— DOCUMENT EXTRACT —
>> START
Next, from the result of Li and Zhang (2017) [9], we can obtain the point set of the pseudo-component transformation corresponding to the reference point ${\mathbf{x}}_0={\left(\frac{1}{q},\frac{1}{q},\cdots ,\frac{1}{q}\right)}^{\mathrm{T}}$. Then,

$$\mathcal{Z}({\mathcal{L}}_m,{\mathbf{x}}_0,\lambda )=\left\{\mathbf{z}:\mathbf{z}=\frac{{\mathbf{x}}_0+\lambda \mathbf{x}}{1+\lambda },\mathbf{x}\in {\mathcal{L}}_m,\lambda \ge 0\right\}.$$

Suppose that ${\mathcal{L}}_m=\left\{{\mathbf{x}}_1,{\mathbf{x}}_2,\cdots ,{\mathbf{x}}_{N_m}\right\}$, ${\mathcal{L}}_{m+1}=\left\{{\mathbf{t}}_1,{\mathbf{t}}_2,\cdots ,{\mathbf{t}}_{N_{m+1}}\right\}$, where $N_m=\left(\genfrac{}{}{0pt}{}{q+m-1}{m}\right)$, $N_{m+1}=\left(\genfrac{}{}{0pt}{}{q+m}{m+1}\right)$. Let ${\mathbf{x}}_0=\left(\frac{1}{q},\frac{1}{q},\cdots ,\frac{1}{q}\right)$ be a reference point.

Since

$$\begin{array}{ccc}\hfill {\mathbf{z}}_i& =& \mathcal{Z}({\mathbf{x}}_i,{\mathbf{x}}_0,m)=\frac{{\mathbf{x}}_0+m{\mathbf{x}}_i}{1+m}\hfill \\ & =& \frac{1}{1+m}\left({\left(\frac{1}{q},\frac{1}{q},\cdots ,\frac{1}{q}\right)}^{\mathrm{T}}+m{\left(\frac{{\alpha }_{i1}}{m},\frac{{\alpha }_{i2}}{m},\cdots ,\frac{{\alpha }_{iq}}{m}\right)}^{\mathrm{T}}\right)\hfill \\ & =& \frac{1}{q\left(1+m\right)}{\left(q{\alpha }_{i1}+1,q{\alpha }_{i2}+1,\cdots ,q{\alpha }_{iq}+1\right)}^{\mathrm{T}},\hfill \end{array}$$

where ${\alpha }_{i1},{\alpha }_{i2},\cdots ,{\alpha }_{iq}\in {\mathbb{Z}}^{+},{\displaystyle \sum _{j=1}^q}{\alpha }_{ij}=m$.
>> END
— MATERIAL SHOWN —
>> START
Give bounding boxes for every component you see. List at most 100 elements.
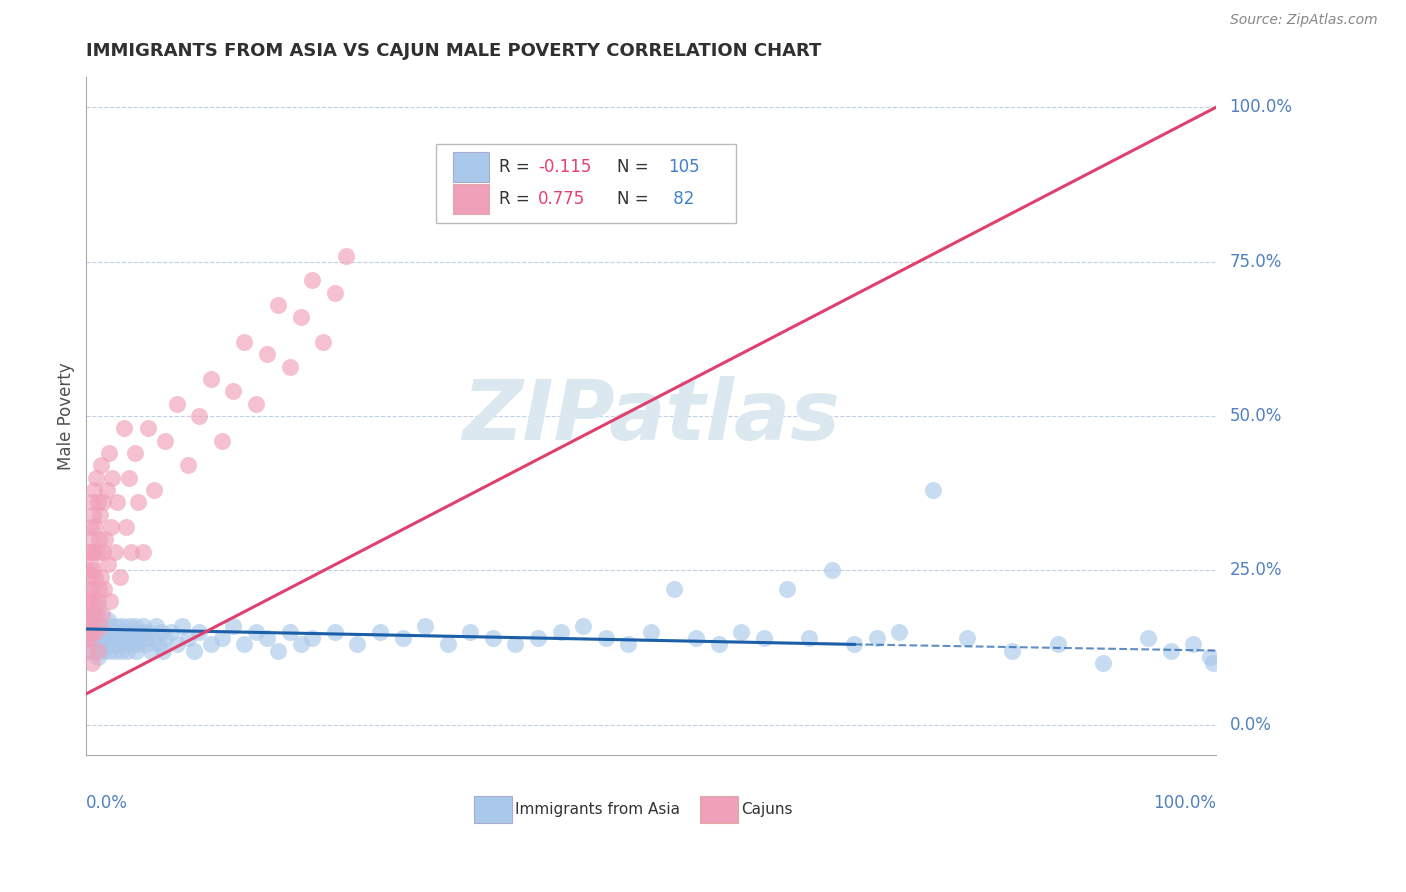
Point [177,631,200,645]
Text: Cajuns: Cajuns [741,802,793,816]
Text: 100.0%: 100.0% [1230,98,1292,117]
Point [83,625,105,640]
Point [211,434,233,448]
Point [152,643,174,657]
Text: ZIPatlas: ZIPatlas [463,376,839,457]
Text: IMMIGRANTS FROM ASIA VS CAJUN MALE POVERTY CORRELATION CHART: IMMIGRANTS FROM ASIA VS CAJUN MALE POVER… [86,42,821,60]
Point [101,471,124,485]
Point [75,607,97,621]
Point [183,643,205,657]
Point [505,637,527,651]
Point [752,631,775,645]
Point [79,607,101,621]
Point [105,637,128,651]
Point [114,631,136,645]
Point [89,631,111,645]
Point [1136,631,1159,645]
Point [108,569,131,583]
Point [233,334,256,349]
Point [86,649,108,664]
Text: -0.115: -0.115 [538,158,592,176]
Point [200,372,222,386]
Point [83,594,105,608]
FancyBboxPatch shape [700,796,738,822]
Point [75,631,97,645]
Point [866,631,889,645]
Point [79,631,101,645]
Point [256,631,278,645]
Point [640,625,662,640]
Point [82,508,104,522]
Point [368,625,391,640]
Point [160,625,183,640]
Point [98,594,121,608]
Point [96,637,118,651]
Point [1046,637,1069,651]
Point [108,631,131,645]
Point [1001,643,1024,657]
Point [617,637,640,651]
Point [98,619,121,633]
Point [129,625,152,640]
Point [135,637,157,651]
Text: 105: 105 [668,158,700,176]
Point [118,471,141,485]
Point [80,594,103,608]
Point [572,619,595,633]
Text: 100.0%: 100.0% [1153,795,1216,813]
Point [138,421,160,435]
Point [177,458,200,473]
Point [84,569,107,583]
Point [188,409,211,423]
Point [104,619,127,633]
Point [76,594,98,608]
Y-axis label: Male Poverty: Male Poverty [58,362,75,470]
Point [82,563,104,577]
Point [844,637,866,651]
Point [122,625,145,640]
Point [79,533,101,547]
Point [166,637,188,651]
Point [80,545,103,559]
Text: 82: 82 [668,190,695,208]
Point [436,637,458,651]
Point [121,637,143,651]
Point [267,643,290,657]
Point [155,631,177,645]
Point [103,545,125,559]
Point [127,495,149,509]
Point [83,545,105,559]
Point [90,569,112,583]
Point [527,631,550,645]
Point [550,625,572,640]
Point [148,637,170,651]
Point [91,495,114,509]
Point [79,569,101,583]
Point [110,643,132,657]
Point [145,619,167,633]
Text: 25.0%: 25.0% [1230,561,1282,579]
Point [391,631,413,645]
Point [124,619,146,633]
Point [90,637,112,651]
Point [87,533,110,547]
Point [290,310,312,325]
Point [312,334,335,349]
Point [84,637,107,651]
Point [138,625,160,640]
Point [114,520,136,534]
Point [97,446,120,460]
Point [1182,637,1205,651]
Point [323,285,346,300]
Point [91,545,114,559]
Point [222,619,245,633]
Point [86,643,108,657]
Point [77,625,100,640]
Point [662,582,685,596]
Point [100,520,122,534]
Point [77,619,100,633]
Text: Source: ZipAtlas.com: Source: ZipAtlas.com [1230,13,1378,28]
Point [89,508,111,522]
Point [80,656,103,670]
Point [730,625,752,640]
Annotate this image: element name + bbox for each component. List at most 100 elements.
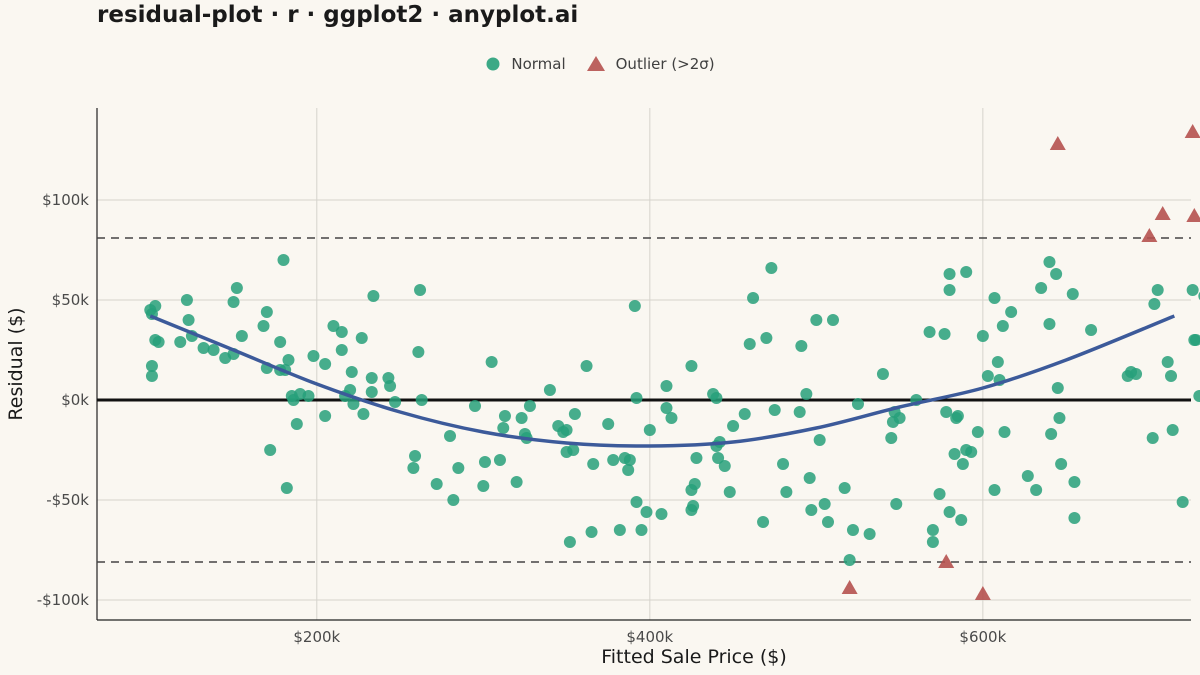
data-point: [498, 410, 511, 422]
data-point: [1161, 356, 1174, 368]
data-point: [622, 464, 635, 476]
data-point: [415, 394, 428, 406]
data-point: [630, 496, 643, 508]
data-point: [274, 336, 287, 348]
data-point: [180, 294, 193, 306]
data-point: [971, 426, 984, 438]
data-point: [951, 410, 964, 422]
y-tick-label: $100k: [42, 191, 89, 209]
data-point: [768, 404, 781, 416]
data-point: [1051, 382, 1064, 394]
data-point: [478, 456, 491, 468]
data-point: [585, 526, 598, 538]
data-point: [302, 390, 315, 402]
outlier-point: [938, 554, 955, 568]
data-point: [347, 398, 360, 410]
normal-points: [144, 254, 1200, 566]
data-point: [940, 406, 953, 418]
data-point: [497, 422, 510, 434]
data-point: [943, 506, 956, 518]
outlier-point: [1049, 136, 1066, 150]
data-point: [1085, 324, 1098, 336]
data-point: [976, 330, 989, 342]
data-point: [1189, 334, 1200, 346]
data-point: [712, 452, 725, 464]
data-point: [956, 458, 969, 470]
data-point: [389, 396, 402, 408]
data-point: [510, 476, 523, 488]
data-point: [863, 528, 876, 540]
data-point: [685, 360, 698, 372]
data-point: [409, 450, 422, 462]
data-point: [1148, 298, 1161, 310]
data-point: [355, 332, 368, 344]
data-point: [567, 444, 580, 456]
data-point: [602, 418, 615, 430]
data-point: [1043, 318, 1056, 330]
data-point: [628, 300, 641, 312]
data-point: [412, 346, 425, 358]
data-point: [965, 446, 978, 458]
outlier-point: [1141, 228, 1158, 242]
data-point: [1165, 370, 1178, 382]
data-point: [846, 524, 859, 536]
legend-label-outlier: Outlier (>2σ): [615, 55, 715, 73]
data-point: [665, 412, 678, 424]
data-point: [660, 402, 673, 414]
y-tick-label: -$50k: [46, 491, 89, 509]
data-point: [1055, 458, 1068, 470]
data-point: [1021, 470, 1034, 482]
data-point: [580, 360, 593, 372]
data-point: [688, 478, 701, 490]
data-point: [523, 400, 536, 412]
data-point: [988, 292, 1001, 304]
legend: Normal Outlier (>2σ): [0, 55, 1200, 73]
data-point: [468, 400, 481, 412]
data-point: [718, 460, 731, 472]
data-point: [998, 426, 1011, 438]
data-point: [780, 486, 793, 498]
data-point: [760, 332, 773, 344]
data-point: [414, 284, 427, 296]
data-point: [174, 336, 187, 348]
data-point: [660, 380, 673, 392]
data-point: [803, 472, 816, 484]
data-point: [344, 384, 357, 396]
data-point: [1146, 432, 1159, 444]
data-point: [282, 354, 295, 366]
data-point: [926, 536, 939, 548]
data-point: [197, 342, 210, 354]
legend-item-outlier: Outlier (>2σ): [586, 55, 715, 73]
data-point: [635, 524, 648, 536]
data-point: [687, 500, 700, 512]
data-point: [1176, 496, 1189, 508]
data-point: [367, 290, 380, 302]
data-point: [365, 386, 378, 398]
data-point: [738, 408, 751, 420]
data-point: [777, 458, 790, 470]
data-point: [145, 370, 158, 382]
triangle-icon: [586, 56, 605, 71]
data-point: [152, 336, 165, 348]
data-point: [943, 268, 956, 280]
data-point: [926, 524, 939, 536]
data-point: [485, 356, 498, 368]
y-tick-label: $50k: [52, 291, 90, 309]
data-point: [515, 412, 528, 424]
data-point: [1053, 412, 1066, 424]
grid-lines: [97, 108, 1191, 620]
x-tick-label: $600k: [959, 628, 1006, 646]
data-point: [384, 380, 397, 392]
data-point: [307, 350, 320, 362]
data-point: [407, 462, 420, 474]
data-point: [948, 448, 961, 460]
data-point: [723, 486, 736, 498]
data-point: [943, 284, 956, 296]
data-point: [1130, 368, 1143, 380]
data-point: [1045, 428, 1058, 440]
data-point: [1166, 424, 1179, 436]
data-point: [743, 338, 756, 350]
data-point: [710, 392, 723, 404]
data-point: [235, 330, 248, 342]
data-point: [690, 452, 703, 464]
>> END
— PROBLEMS TO WORK ON —
1 > Please answer these questions from the pseudo-component transformation passage:
(a) What reference point x₀ is used?
(b) What is N_{m+1} equal to?
(c) What condition is placed on λ in the definition of the point set 𝒵(ℒ_m, x₀, λ)?
2 > Pick up the pseudo-component transformation passage after its last sentence and carry it forward.

— EXPECTED OUTPUTS —
1 >
(a) x₀ = (1/q, 1/q, …, 1/q)ᵀ
(b) The binomial coefficient of q+m over m+1, written C(q+m, m+1)
(c) λ ≥ 0

2 >
We note that the point ${\mathbf{z}}_i$ is the centroid point of sub-simplex $V_i$ in ${\mathcal{L}}_{m+1}$, and here

$$V_i=V_i\left\{{\mathbf{t}}_{i1},{\mathbf{t}}_{i2},\cdots ,{\mathbf{t}}_{iq}\right\},i=1,2,\cdots ,N_m,$$

where ${\mathbf{t}}_{ij}=\frac{1}{1+m}\left[{\left({\alpha }_{i1},{\alpha }_{i2},\cdots ,{\alpha }_{iq}\right)}^{\mathrm{T}}+{\mathbf{e}}_q^{\mathrm{T}}\left(j\right)\right],j=1,2,\cdots ,q.$

Let ${\mathbf{z}}_1,{\mathbf{z}}_2,\cdots ,{\mathbf{z}}_{N_m}$ be the centroid point of $V_1,V_2,\cdots ,V_{N_m}$, respectively. If ${\mathcal{X}}_{\mathcal{Z}}=\mathcal{Z}(S^{q-1},{\mathbf{x}}_0,m)$, it can be partitioned into $K_m=m^{q-1}$ smallest sub-simplexes without a common interior point by $\mathcal{Z}(S^{q-1},{\mathbf{x}}_0,m)$. That is,

$${\mathcal{X}}_{\mathcal{Z}}=S_1+S_2+\cdots +S_{K_m}.$$

Moreover, we find that $S_1,S_2,\cdots ,S_{K_m}$ are congruent. Now, for any one point $\mathbf{x}\in S^{q-1}$, we have the results as follows.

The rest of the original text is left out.